■ LISTING ■
== == ==

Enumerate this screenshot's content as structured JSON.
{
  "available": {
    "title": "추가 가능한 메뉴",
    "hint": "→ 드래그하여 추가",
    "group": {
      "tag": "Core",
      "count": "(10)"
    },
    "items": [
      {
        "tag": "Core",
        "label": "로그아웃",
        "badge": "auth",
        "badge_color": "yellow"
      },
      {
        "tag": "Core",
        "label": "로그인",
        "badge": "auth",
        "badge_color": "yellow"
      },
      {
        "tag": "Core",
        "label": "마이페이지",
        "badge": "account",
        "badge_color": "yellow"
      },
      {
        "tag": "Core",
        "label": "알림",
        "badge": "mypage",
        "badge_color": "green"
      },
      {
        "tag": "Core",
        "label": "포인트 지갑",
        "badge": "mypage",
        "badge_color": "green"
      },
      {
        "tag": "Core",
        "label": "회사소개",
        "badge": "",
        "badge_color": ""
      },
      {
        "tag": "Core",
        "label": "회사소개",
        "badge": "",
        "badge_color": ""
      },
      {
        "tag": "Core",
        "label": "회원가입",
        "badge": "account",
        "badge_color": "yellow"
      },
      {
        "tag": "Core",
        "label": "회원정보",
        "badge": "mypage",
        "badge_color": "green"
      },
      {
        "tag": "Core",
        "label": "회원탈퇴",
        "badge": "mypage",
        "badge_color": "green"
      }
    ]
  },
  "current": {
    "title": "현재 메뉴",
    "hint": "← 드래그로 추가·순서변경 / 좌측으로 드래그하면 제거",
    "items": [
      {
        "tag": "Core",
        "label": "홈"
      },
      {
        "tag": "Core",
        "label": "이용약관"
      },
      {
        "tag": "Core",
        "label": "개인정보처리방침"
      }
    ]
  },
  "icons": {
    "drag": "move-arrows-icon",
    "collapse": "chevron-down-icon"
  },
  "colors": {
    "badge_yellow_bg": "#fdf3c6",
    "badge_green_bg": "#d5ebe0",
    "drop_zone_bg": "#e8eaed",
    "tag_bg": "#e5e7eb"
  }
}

== == ==

■ PROBLEM STATEMENT ■
Report every line containing the word "hint" from the listing above.

■ SOLUTION FOR THIS PROBLEM ■
    "hint": "→ 드래그하여 추가",
    "hint": "← 드래그로 추가·순서변경 / 좌측으로 드래그하면 제거",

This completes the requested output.